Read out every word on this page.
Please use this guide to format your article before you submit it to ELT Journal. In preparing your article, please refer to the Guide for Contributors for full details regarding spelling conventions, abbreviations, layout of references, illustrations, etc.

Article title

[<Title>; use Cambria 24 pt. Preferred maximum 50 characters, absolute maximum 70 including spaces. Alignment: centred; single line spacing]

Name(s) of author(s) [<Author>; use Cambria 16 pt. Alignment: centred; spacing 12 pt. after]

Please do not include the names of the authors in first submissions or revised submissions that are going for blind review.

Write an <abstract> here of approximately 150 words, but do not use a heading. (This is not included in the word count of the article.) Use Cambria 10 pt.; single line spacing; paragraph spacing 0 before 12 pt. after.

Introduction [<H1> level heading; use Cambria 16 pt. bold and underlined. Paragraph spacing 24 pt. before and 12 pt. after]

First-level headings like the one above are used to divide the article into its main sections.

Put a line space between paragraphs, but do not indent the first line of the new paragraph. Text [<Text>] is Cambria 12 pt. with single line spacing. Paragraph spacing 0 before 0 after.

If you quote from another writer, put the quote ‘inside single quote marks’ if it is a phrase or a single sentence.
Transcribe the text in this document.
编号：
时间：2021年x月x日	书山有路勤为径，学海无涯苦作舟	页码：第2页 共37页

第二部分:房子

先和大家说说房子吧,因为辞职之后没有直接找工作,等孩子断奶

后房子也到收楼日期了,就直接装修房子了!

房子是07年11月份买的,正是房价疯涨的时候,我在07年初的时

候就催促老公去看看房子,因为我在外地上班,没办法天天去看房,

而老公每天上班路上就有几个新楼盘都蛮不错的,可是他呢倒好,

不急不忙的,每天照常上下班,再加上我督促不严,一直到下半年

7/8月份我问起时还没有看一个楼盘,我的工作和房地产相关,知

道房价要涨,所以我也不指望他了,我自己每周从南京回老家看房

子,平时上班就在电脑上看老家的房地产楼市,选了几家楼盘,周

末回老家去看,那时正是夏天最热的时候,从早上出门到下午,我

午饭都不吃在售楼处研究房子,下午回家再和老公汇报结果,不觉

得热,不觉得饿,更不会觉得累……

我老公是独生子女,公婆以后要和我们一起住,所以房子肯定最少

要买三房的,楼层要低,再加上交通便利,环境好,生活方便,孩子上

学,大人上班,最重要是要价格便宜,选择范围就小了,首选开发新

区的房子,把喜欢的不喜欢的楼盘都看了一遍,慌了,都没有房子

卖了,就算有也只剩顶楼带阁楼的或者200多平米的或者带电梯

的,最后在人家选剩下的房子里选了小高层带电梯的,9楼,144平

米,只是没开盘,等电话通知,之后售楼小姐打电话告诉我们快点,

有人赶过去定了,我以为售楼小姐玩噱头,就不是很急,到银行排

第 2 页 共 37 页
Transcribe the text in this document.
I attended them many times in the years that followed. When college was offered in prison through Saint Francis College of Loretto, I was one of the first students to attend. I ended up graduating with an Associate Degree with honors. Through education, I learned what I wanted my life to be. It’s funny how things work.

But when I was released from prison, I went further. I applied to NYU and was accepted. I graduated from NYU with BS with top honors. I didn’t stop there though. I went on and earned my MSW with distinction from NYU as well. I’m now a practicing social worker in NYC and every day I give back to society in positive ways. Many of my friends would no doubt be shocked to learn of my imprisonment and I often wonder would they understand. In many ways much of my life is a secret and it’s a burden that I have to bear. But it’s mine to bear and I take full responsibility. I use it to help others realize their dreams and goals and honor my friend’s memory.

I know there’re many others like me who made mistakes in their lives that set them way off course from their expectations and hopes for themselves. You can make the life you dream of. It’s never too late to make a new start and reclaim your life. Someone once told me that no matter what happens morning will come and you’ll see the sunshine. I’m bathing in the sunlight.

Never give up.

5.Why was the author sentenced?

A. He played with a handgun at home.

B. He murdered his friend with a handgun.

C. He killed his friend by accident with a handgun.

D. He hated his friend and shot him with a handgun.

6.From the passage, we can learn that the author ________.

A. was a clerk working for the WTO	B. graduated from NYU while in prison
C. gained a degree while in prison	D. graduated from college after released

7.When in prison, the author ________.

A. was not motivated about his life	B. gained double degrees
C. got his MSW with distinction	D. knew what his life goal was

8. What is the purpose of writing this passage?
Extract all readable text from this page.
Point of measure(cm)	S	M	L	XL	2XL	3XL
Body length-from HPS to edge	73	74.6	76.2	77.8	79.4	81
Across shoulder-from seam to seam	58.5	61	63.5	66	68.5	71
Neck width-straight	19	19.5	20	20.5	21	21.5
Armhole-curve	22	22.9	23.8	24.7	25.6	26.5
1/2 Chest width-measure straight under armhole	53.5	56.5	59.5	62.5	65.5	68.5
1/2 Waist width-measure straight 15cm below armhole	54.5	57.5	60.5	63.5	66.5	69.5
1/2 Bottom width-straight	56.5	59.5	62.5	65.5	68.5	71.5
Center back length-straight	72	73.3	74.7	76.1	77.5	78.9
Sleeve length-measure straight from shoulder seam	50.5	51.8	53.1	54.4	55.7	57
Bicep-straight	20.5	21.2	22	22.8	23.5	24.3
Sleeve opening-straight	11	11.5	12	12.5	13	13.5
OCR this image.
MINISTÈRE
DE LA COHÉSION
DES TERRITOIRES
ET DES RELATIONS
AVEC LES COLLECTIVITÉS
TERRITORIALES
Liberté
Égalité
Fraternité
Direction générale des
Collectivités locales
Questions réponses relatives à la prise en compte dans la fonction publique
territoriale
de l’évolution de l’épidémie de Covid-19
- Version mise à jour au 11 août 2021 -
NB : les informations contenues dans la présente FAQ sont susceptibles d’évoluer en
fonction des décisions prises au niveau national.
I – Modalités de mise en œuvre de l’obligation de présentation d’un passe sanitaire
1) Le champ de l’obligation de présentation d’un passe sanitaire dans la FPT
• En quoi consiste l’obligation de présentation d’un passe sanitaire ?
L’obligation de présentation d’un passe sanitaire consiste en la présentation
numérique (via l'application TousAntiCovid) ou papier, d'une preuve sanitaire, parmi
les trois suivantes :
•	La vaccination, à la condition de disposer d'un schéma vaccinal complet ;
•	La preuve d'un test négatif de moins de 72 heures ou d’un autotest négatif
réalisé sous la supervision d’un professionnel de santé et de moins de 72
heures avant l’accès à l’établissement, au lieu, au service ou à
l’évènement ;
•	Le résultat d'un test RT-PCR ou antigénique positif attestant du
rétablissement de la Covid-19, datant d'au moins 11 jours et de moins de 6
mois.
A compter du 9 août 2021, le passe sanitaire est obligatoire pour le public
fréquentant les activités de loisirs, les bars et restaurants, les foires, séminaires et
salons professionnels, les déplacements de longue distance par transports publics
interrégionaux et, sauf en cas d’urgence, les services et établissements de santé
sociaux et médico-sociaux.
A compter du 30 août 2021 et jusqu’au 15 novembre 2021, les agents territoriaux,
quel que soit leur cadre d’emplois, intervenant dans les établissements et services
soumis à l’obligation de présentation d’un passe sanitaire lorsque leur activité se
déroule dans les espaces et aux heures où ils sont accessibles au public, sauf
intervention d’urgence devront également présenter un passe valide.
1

■ ■ ■ ■ ■

Task brief: Quote every entry exactly.

Solution to the problem:
Read out every word on this page.
Please use this guide to format your article before you submit it to ELT Journal. In preparing your article, please refer to the Guide for Contributors for full details regarding spelling conventions, abbreviations, layout of references, illustrations, etc.

Article title

[<Title>; use Cambria 24 pt. Preferred maximum 50 characters, absolute maximum 70 including spaces. Alignment: centred; single line spacing]

Name(s) of author(s) [<Author>; use Cambria 16 pt. Alignment: centred; spacing 12 pt. after]

Please do not include the names of the authors in first submissions or revised submissions that are going for blind review.

Write an <abstract> here of approximately 150 words, but do not use a heading. (This is not included in the word count of the article.) Use Cambria 10 pt.; single line spacing; paragraph spacing 0 before 12 pt. after.

Introduction [<H1> level heading; use Cambria 16 pt. bold and underlined. Paragraph spacing 24 pt. before and 12 pt. after]

First-level headings like the one above are used to divide the article into its main sections.

Put a line space between paragraphs, but do not indent the first line of the new paragraph. Text [<Text>] is Cambria 12 pt. with single line spacing. Paragraph spacing 0 before 0 after.

If you quote from another writer, put the quote ‘inside single quote marks’ if it is a phrase or a single sentence.
Transcribe the text in this document.
编号：
时间：2021年x月x日	书山有路勤为径，学海无涯苦作舟	页码：第2页 共37页

第二部分:房子

先和大家说说房子吧,因为辞职之后没有直接找工作,等孩子断奶

后房子也到收楼日期了,就直接装修房子了!

房子是07年11月份买的,正是房价疯涨的时候,我在07年初的时

候就催促老公去看看房子,因为我在外地上班,没办法天天去看房,

而老公每天上班路上就有几个新楼盘都蛮不错的,可是他呢倒好,

不急不忙的,每天照常上下班,再加上我督促不严,一直到下半年

7/8月份我问起时还没有看一个楼盘,我的工作和房地产相关,知

道房价要涨,所以我也不指望他了,我自己每周从南京回老家看房

子,平时上班就在电脑上看老家的房地产楼市,选了几家楼盘,周

末回老家去看,那时正是夏天最热的时候,从早上出门到下午,我

午饭都不吃在售楼处研究房子,下午回家再和老公汇报结果,不觉

得热,不觉得饿,更不会觉得累……

我老公是独生子女,公婆以后要和我们一起住,所以房子肯定最少

要买三房的,楼层要低,再加上交通便利,环境好,生活方便,孩子上

学,大人上班,最重要是要价格便宜,选择范围就小了,首选开发新

区的房子,把喜欢的不喜欢的楼盘都看了一遍,慌了,都没有房子

卖了,就算有也只剩顶楼带阁楼的或者200多平米的或者带电梯

的,最后在人家选剩下的房子里选了小高层带电梯的,9楼,144平

米,只是没开盘,等电话通知,之后售楼小姐打电话告诉我们快点,

有人赶过去定了,我以为售楼小姐玩噱头,就不是很急,到银行排

第 2 页 共 37 页
Transcribe the text in this document.
I attended them many times in the years that followed. When college was offered in prison through Saint Francis College of Loretto, I was one of the first students to attend. I ended up graduating with an Associate Degree with honors. Through education, I learned what I wanted my life to be. It’s funny how things work.

But when I was released from prison, I went further. I applied to NYU and was accepted. I graduated from NYU with BS with top honors. I didn’t stop there though. I went on and earned my MSW with distinction from NYU as well. I’m now a practicing social worker in NYC and every day I give back to society in positive ways. Many of my friends would no doubt be shocked to learn of my imprisonment and I often wonder would they understand. In many ways much of my life is a secret and it’s a burden that I have to bear. But it’s mine to bear and I take full responsibility. I use it to help others realize their dreams and goals and honor my friend’s memory.

I know there’re many others like me who made mistakes in their lives that set them way off course from their expectations and hopes for themselves. You can make the life you dream of. It’s never too late to make a new start and reclaim your life. Someone once told me that no matter what happens morning will come and you’ll see the sunshine. I’m bathing in the sunlight.

Never give up.

5.Why was the author sentenced?

A. He played with a handgun at home.

B. He murdered his friend with a handgun.

C. He killed his friend by accident with a handgun.

D. He hated his friend and shot him with a handgun.

6.From the passage, we can learn that the author ________.

A. was a clerk working for the WTO	B. graduated from NYU while in prison
C. gained a degree while in prison	D. graduated from college after released

7.When in prison, the author ________.

A. was not motivated about his life	B. gained double degrees
C. got his MSW with distinction	D. knew what his life goal was

8. What is the purpose of writing this passage?
Extract all readable text from this page.
Point of measure(cm)	S	M	L	XL	2XL	3XL
Body length-from HPS to edge	73	74.6	76.2	77.8	79.4	81
Across shoulder-from seam to seam	58.5	61	63.5	66	68.5	71
Neck width-straight	19	19.5	20	20.5	21	21.5
Armhole-curve	22	22.9	23.8	24.7	25.6	26.5
1/2 Chest width-measure straight under armhole	53.5	56.5	59.5	62.5	65.5	68.5
1/2 Waist width-measure straight 15cm below armhole	54.5	57.5	60.5	63.5	66.5	69.5
1/2 Bottom width-straight	56.5	59.5	62.5	65.5	68.5	71.5
Center back length-straight	72	73.3	74.7	76.1	77.5	78.9
Sleeve length-measure straight from shoulder seam	50.5	51.8	53.1	54.4	55.7	57
Bicep-straight	20.5	21.2	22	22.8	23.5	24.3
Sleeve opening-straight	11	11.5	12	12.5	13	13.5
OCR this image.
MINISTÈRE
DE LA COHÉSION
DES TERRITOIRES
ET DES RELATIONS
AVEC LES COLLECTIVITÉS
TERRITORIALES
Liberté
Égalité
Fraternité
Direction générale des
Collectivités locales
Questions réponses relatives à la prise en compte dans la fonction publique
territoriale
de l’évolution de l’épidémie de Covid-19
- Version mise à jour au 11 août 2021 -
NB : les informations contenues dans la présente FAQ sont susceptibles d’évoluer en
fonction des décisions prises au niveau national.
I – Modalités de mise en œuvre de l’obligation de présentation d’un passe sanitaire
1) Le champ de l’obligation de présentation d’un passe sanitaire dans la FPT
• En quoi consiste l’obligation de présentation d’un passe sanitaire ?
L’obligation de présentation d’un passe sanitaire consiste en la présentation
numérique (via l'application TousAntiCovid) ou papier, d'une preuve sanitaire, parmi
les trois suivantes :
•	La vaccination, à la condition de disposer d'un schéma vaccinal complet ;
•	La preuve d'un test négatif de moins de 72 heures ou d’un autotest négatif
réalisé sous la supervision d’un professionnel de santé et de moins de 72
heures avant l’accès à l’établissement, au lieu, au service ou à
l’évènement ;
•	Le résultat d'un test RT-PCR ou antigénique positif attestant du
rétablissement de la Covid-19, datant d'au moins 11 jours et de moins de 6
mois.
A compter du 9 août 2021, le passe sanitaire est obligatoire pour le public
fréquentant les activités de loisirs, les bars et restaurants, les foires, séminaires et
salons professionnels, les déplacements de longue distance par transports publics
interrégionaux et, sauf en cas d’urgence, les services et établissements de santé
sociaux et médico-sociaux.
A compter du 30 août 2021 et jusqu’au 15 novembre 2021, les agents territoriaux,
quel que soit leur cadre d’emplois, intervenant dans les établissements et services
soumis à l’obligation de présentation d’un passe sanitaire lorsque leur activité se
déroule dans les espaces et aux heures où ils sont accessibles au public, sauf
intervention d’urgence devront également présenter un passe valide.
1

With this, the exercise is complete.